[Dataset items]
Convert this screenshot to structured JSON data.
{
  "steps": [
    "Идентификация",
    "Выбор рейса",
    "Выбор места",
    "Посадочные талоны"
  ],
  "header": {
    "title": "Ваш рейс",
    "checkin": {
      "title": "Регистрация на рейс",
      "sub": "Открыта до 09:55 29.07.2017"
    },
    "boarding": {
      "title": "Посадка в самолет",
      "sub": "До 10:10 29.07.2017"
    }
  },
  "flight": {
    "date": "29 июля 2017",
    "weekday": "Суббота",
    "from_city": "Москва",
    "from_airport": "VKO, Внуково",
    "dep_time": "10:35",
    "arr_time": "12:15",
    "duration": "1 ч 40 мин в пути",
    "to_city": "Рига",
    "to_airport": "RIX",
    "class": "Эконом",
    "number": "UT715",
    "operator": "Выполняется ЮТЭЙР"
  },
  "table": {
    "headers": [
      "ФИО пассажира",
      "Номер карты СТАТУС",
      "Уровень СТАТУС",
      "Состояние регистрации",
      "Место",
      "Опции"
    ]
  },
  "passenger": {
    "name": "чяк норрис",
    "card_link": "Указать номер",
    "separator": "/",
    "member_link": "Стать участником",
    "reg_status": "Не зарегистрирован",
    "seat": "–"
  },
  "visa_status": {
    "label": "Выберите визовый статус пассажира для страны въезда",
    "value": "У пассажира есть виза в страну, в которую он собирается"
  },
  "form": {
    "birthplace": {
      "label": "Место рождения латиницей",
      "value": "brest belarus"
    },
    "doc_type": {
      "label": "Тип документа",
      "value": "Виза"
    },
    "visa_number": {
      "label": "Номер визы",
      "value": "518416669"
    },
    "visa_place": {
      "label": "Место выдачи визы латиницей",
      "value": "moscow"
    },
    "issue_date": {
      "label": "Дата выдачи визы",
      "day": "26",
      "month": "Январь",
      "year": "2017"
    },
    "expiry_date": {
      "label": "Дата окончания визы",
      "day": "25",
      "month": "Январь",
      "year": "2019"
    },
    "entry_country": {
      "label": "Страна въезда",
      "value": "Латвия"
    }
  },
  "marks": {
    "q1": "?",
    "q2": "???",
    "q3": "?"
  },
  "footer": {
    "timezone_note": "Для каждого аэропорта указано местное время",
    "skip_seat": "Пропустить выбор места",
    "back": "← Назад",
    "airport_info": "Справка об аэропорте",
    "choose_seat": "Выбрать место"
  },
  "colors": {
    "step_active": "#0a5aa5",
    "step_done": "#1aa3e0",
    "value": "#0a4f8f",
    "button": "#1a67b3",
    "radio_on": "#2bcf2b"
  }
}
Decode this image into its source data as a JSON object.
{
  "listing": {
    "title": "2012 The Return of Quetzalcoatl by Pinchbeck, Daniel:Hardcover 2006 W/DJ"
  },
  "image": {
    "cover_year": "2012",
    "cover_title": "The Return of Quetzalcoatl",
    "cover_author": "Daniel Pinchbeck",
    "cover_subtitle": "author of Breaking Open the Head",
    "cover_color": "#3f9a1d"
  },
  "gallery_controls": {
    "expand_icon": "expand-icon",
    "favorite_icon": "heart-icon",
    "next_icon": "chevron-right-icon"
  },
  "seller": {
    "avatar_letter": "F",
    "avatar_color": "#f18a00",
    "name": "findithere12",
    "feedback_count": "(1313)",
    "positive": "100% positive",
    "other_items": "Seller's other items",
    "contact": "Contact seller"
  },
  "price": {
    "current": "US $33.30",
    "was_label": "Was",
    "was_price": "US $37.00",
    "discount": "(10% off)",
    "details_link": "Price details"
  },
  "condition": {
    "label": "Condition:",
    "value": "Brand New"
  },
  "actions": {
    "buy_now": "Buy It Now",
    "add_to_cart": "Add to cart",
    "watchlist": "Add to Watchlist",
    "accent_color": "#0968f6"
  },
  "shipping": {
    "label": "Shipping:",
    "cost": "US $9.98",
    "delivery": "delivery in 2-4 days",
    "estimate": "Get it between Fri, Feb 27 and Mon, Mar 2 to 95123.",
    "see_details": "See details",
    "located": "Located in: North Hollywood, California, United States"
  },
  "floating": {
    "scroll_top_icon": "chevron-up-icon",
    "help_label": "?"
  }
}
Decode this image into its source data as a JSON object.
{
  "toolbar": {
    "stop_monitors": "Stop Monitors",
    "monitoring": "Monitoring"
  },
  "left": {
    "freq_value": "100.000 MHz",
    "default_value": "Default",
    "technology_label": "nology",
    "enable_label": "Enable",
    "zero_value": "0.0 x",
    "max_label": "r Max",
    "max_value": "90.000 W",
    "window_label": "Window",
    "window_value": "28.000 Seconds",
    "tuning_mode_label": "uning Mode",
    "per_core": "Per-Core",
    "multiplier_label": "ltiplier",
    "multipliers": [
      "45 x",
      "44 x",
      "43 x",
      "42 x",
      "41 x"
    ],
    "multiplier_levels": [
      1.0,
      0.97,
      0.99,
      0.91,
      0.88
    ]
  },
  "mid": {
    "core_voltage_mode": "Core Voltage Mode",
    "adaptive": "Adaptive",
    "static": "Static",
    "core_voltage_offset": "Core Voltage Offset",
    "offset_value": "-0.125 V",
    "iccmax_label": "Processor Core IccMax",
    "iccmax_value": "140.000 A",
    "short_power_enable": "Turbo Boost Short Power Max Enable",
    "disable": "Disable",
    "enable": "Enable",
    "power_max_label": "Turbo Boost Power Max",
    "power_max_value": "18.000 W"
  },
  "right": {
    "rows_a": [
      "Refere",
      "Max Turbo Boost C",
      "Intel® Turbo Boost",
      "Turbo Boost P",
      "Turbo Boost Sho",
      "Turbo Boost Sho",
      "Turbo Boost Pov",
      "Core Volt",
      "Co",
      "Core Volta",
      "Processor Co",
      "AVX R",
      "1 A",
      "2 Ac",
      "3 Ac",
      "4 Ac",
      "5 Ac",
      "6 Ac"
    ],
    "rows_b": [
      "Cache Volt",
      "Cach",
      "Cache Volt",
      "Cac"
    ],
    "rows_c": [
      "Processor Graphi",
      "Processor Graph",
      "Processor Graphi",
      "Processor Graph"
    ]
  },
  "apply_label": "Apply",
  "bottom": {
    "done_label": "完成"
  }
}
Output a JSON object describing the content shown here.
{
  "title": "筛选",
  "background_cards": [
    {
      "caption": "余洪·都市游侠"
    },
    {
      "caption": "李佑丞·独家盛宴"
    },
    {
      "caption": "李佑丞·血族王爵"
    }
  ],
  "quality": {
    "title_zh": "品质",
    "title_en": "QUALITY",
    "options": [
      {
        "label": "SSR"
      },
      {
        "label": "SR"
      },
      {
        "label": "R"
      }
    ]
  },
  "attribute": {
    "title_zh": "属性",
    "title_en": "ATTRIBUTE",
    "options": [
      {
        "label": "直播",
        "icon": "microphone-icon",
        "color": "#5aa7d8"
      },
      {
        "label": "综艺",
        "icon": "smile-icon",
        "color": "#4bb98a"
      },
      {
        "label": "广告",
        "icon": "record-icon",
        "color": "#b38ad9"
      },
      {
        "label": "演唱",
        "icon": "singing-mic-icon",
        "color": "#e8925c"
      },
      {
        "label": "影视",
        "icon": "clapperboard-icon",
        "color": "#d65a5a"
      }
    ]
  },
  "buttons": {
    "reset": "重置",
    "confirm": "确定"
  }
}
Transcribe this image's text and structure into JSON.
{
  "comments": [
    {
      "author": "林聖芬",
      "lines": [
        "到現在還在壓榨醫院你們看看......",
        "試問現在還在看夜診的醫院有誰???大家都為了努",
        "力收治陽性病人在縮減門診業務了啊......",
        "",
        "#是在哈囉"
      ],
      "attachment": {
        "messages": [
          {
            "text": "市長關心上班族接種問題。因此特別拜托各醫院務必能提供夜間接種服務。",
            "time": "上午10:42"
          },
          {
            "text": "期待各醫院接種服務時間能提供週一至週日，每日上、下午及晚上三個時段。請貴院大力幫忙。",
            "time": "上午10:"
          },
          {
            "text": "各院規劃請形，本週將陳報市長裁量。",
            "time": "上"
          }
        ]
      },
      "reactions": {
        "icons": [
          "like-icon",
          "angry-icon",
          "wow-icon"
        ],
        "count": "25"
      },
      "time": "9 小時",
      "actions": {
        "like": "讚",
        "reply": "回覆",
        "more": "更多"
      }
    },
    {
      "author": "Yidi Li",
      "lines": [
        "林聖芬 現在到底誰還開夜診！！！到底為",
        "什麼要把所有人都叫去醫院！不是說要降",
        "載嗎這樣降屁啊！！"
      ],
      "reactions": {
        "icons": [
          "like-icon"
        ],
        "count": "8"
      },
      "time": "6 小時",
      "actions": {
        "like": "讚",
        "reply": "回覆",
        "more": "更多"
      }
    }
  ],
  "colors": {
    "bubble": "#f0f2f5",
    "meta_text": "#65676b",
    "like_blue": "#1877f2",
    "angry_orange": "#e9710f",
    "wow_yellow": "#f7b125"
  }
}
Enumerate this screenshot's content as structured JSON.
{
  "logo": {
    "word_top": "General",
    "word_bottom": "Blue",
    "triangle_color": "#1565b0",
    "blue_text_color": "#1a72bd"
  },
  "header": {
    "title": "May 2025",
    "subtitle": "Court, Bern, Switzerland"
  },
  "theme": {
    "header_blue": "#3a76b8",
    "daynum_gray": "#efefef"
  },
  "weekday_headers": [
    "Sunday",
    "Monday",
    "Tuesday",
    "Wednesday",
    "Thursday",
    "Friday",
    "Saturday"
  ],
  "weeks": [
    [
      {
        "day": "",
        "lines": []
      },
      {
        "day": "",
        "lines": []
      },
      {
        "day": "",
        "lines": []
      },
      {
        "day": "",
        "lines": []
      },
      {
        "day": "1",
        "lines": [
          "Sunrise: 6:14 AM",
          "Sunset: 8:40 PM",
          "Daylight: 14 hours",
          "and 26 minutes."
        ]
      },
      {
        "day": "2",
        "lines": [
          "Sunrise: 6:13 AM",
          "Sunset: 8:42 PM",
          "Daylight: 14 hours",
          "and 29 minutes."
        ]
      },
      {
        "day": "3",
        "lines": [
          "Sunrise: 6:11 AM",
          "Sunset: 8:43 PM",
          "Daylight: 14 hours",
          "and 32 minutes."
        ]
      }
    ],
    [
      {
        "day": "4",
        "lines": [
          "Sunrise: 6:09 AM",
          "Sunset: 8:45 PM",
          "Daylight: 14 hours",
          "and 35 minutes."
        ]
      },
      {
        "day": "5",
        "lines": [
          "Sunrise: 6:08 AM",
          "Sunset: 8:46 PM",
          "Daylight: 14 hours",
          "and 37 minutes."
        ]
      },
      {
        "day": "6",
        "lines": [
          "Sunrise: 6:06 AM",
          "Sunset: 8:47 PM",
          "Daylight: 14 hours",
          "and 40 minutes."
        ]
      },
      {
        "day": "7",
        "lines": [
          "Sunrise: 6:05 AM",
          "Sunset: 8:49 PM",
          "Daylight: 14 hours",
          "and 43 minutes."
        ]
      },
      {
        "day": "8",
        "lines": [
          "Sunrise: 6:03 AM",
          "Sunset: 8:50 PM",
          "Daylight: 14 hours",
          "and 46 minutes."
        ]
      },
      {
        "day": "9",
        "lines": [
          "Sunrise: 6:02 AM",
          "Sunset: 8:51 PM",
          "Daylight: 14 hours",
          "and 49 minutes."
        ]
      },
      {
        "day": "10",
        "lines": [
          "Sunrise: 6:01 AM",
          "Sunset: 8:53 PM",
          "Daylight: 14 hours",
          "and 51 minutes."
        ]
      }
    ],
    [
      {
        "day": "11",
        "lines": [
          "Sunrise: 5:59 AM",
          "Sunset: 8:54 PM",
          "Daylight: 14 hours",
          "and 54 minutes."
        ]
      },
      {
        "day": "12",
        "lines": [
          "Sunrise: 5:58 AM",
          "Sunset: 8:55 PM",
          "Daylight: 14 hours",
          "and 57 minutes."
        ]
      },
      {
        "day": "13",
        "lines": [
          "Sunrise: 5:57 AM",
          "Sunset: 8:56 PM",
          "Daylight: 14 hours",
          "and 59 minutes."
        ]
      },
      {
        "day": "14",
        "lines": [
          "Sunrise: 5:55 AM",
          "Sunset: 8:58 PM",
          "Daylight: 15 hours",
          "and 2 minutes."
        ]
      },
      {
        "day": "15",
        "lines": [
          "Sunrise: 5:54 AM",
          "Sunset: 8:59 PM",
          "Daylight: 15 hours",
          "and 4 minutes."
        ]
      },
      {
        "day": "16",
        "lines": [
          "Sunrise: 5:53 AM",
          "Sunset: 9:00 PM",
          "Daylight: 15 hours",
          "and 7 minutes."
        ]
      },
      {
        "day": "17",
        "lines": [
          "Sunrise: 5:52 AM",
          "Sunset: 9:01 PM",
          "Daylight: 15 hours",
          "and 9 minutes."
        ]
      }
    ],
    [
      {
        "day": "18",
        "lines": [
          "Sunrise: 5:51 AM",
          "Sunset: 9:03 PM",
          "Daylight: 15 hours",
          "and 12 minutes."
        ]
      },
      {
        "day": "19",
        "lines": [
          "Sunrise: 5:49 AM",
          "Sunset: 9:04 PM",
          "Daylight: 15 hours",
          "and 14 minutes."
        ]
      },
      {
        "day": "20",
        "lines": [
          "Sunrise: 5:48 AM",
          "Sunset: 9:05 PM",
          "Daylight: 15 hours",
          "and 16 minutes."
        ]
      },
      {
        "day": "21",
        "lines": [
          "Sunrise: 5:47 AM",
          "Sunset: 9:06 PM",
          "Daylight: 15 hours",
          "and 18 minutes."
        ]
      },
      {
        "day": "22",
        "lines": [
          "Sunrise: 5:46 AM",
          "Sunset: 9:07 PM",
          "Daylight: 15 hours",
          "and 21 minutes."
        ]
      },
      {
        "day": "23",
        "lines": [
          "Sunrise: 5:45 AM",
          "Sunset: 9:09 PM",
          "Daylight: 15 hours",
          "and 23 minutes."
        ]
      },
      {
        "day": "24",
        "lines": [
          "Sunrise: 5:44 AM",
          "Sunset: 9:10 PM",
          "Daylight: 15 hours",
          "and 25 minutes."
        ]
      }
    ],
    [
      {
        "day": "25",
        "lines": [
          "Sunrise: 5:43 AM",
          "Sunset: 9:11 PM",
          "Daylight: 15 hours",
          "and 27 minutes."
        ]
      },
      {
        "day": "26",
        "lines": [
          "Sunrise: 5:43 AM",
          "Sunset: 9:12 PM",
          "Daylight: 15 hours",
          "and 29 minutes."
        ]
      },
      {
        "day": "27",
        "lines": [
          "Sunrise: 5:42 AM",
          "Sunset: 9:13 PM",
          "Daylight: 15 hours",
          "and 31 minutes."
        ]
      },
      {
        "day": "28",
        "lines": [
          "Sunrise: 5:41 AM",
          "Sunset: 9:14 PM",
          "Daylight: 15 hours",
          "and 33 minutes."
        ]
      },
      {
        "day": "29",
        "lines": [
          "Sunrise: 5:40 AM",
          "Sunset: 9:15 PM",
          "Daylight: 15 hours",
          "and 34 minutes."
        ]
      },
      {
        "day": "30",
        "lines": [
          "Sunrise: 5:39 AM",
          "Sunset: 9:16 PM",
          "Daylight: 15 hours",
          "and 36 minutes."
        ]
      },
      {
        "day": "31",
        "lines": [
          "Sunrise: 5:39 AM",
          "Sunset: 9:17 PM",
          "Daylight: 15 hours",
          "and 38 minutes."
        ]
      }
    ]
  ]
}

* JOB
Tally up the lines in the records that contain the word "Processor" and give only the total.

* FULL RESPONSE
6